- **Problem**:
Skip the pictures. Repeat everything else in the records word for word.

[Start of Data for processing]

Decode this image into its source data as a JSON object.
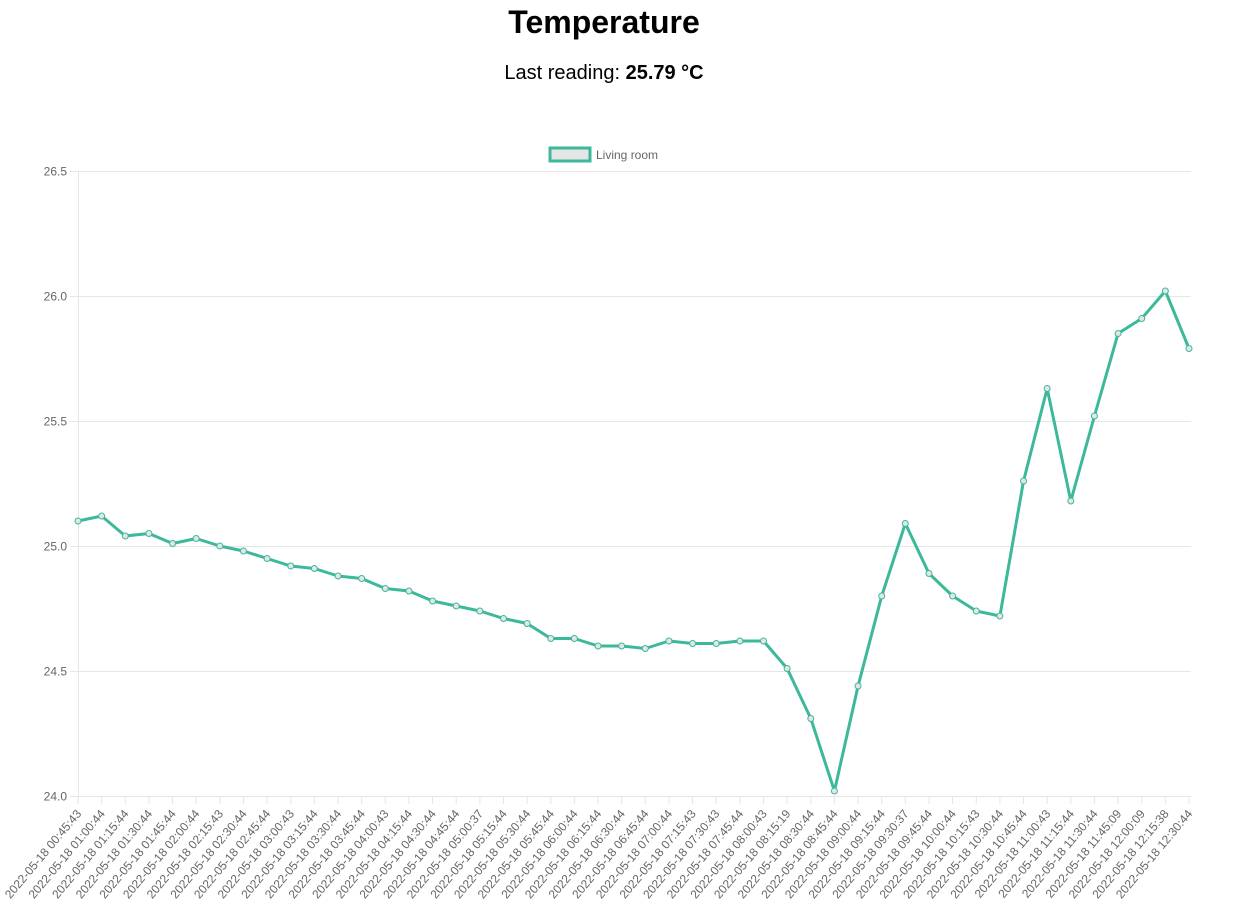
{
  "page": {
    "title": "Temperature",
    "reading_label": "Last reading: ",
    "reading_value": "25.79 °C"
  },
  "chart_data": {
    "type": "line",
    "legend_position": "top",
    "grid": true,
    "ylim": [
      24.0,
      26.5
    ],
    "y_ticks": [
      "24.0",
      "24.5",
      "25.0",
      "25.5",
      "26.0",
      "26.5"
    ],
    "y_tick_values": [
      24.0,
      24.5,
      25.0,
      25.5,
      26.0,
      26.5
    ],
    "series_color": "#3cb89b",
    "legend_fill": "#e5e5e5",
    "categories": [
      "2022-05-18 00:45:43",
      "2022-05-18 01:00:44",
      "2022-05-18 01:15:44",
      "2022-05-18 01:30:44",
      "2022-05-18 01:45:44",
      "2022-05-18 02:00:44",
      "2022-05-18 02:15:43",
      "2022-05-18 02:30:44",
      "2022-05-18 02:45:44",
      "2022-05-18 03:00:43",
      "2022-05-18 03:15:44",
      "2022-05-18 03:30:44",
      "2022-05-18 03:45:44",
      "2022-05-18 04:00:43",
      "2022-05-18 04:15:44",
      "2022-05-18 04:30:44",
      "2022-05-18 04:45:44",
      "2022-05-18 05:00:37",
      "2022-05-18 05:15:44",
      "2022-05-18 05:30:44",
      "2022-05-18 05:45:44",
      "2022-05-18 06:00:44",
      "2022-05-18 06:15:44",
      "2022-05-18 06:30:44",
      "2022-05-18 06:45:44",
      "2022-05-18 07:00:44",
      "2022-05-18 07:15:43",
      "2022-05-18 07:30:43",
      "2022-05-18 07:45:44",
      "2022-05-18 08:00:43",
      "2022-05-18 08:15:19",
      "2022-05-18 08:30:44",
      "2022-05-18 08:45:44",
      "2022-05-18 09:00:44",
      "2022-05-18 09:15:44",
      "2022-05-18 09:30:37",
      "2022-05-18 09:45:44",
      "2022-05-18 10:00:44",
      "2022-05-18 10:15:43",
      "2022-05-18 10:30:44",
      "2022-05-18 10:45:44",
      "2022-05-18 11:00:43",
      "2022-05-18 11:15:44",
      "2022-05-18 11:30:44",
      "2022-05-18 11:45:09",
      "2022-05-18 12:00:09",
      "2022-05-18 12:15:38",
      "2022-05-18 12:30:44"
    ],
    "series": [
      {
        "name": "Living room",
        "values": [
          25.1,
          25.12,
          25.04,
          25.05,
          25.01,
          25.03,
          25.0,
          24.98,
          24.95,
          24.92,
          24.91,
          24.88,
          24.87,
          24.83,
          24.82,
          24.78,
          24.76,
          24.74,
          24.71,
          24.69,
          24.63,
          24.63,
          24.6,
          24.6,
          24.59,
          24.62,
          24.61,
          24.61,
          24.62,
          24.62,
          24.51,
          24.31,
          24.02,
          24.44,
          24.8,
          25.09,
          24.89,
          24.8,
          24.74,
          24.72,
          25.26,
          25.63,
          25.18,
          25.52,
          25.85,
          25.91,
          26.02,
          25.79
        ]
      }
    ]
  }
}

[End of Data for processing]

- **Task response**:
Decode this image into its source data as a JSON object.
{
  "page": {
    "title": "Temperature",
    "reading_label": "Last reading: ",
    "reading_value": "25.79 °C"
  },
  "chart_data": {
    "type": "line",
    "legend_position": "top",
    "grid": true,
    "ylim": [
      24.0,
      26.5
    ],
    "y_ticks": [
      "24.0",
      "24.5",
      "25.0",
      "25.5",
      "26.0",
      "26.5"
    ],
    "y_tick_values": [
      24.0,
      24.5,
      25.0,
      25.5,
      26.0,
      26.5
    ],
    "series_color": "#3cb89b",
    "legend_fill": "#e5e5e5",
    "categories": [
      "2022-05-18 00:45:43",
      "2022-05-18 01:00:44",
      "2022-05-18 01:15:44",
      "2022-05-18 01:30:44",
      "2022-05-18 01:45:44",
      "2022-05-18 02:00:44",
      "2022-05-18 02:15:43",
      "2022-05-18 02:30:44",
      "2022-05-18 02:45:44",
      "2022-05-18 03:00:43",
      "2022-05-18 03:15:44",
      "2022-05-18 03:30:44",
      "2022-05-18 03:45:44",
      "2022-05-18 04:00:43",
      "2022-05-18 04:15:44",
      "2022-05-18 04:30:44",
      "2022-05-18 04:45:44",
      "2022-05-18 05:00:37",
      "2022-05-18 05:15:44",
      "2022-05-18 05:30:44",
      "2022-05-18 05:45:44",
      "2022-05-18 06:00:44",
      "2022-05-18 06:15:44",
      "2022-05-18 06:30:44",
      "2022-05-18 06:45:44",
      "2022-05-18 07:00:44",
      "2022-05-18 07:15:43",
      "2022-05-18 07:30:43",
      "2022-05-18 07:45:44",
      "2022-05-18 08:00:43",
      "2022-05-18 08:15:19",
      "2022-05-18 08:30:44",
      "2022-05-18 08:45:44",
      "2022-05-18 09:00:44",
      "2022-05-18 09:15:44",
      "2022-05-18 09:30:37",
      "2022-05-18 09:45:44",
      "2022-05-18 10:00:44",
      "2022-05-18 10:15:43",
      "2022-05-18 10:30:44",
      "2022-05-18 10:45:44",
      "2022-05-18 11:00:43",
      "2022-05-18 11:15:44",
      "2022-05-18 11:30:44",
      "2022-05-18 11:45:09",
      "2022-05-18 12:00:09",
      "2022-05-18 12:15:38",
      "2022-05-18 12:30:44"
    ],
    "series": [
      {
        "name": "Living room",
        "values": [
          25.1,
          25.12,
          25.04,
          25.05,
          25.01,
          25.03,
          25.0,
          24.98,
          24.95,
          24.92,
          24.91,
          24.88,
          24.87,
          24.83,
          24.82,
          24.78,
          24.76,
          24.74,
          24.71,
          24.69,
          24.63,
          24.63,
          24.6,
          24.6,
          24.59,
          24.62,
          24.61,
          24.61,
          24.62,
          24.62,
          24.51,
          24.31,
          24.02,
          24.44,
          24.8,
          25.09,
          24.89,
          24.8,
          24.74,
          24.72,
          25.26,
          25.63,
          25.18,
          25.52,
          25.85,
          25.91,
          26.02,
          25.79
        ]
      }
    ]
  }
}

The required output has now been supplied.